*Task instructions*
Copy each line with the word "ভগবদ" in it.

[Collected data]
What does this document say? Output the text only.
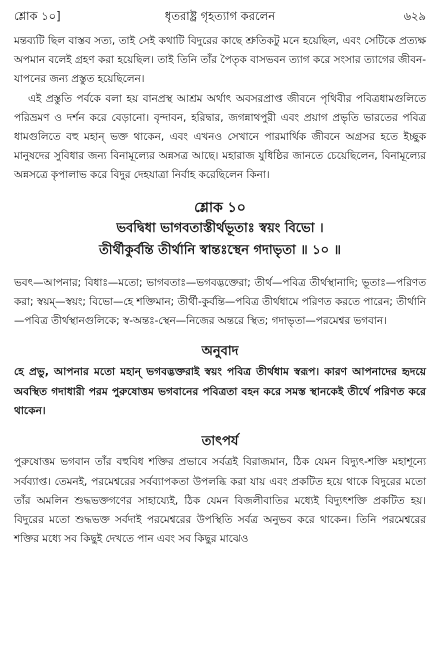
শ্লোক ১০]	ধৃতরাষ্ট্র গৃহত্যাগ করলেন	৬২৯

মন্তব্যটি ছিল বাস্তব সত্য, তাই সেই কথাটি বিদুরের কাছে শ্রুতিকটু মনে হয়েছিল, এবং সেটিকে প্রত্যক্ষ অপমান বলেই গ্রহণ করা হয়েছিল। তাই তিনি তাঁর পৈতৃক বাসভবন ত্যাগ করে সংসার ত্যাগের জীবন-যাপনের জন্য প্রস্তুত হয়েছিলেন।

এই প্রস্তুতি পর্বকে বলা হয় বানপ্রস্থ আশ্রম অর্থাৎ অবসরপ্রাপ্ত জীবনে পৃথিবীর পবিত্রধামগুলিতে পরিভ্রমণ ও দর্শন করে বেড়ানো। বৃন্দাবন, হরিদ্বার, জগন্নাথপুরী এবং প্রয়াগ প্রভৃতি ভারতের পবিত্র ধামগুলিতে বহু মহান্ ভক্ত থাকেন, এবং এখনও সেখানে পারমার্থিক জীবনে অগ্রসর হতে ইচ্ছুক মানুষদের সুবিধার জন্য বিনামূল্যের অন্নসত্র আছে। মহারাজ যুধিষ্ঠির জানতে চেয়েছিলেন, বিনামূল্যের অন্নসত্রে কৃপালাভ করে বিদুর দেহযাত্রা নির্বাহ করেছিলেন কিনা।

শ্লোক ১০
ভবদ্বিধা ভাগবতাস্তীর্থভূতাঃ স্বয়ং বিভো ।
তীর্থীকুর্বন্তি তীর্থানি স্বান্তঃস্থেন গদাভৃতা ॥ ১০ ॥
ভবৎ—আপনার; বিধাঃ—মতো; ভাগবতাঃ—ভগবদ্ভক্তেরা; তীর্থ—পবিত্র তীর্থস্থানাদি; ভূতাঃ—পরিণত করা; স্বয়ম্—স্বয়ং; বিভো—হে শক্তিমান; তীর্থী-কুর্বন্তি—পবিত্র তীর্থধামে পরিণত করতে পারেন; তীর্থানি—পবিত্র তীর্থস্থানগুলিকে; স্ব-অন্তঃ-স্থেন—নিজের অন্তরে স্থিত; গদাভৃতা—পরমেশ্বর ভগবান।
অনুবাদ
হে প্রভু, আপনার মতো মহান্ ভগবদ্ভক্তরাই স্বয়ং পবিত্র তীর্থধাম স্বরূপ। কারণ আপনাদের হৃদয়ে অবস্থিত গদাধারী পরম পুরুষোত্তম ভগবানের পবিত্রতা বহন করে সমস্ত স্থানকেই তীর্থে পরিণত করে থাকেন।
তাৎপর্য
পুরুষোত্তম ভগবান তাঁর বহুবিধ শক্তির প্রভাবে সর্বত্রই বিরাজমান, ঠিক যেমন বিদ্যুৎ-শক্তি মহাশূন্যে সর্বব্যাপ্ত। তেমনই, পরমেশ্বরের সর্বব্যাপকতা উপলব্ধি করা যায় এবং প্রকটিত হয়ে থাকে বিদুরের মতো তাঁর অমলিন শুদ্ধভক্তগণের সাহায্যেই, ঠিক যেমন বিজলীবাতির মধ্যেই বিদ্যুৎশক্তি প্রকটিত হয়। বিদুরের মতো শুদ্ধভক্ত সর্বদাই পরমেশ্বরের উপস্থিতি সর্বত্র অনুভব করে থাকেন। তিনি পরমেশ্বরের শক্তির মধ্যে সব কিছুই দেখতে পান এবং সব কিছুর মাঝেও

*Correct output*
ভবৎ—আপনার; বিধাঃ—মতো; ভাগবতাঃ—ভগবদ্ভক্তেরা; তীর্থ—পবিত্র তীর্থস্থানাদি; ভূতাঃ—পরিণত করা; স্বয়ম্—স্বয়ং; বিভো—হে শক্তিমান; তীর্থী-কুর্বন্তি—পবিত্র তীর্থধামে পরিণত করতে পারেন; তীর্থানি—পবিত্র তীর্থস্থানগুলিকে; স্ব-অন্তঃ-স্থেন—নিজের অন্তরে স্থিত; গদাভৃতা—পরমেশ্বর ভগবান।
হে প্রভু, আপনার মতো মহান্ ভগবদ্ভক্তরাই স্বয়ং পবিত্র তীর্থধাম স্বরূপ। কারণ আপনাদের হৃদয়ে অবস্থিত গদাধারী পরম পুরুষোত্তম ভগবানের পবিত্রতা বহন করে সমস্ত স্থানকেই তীর্থে পরিণত করে থাকেন।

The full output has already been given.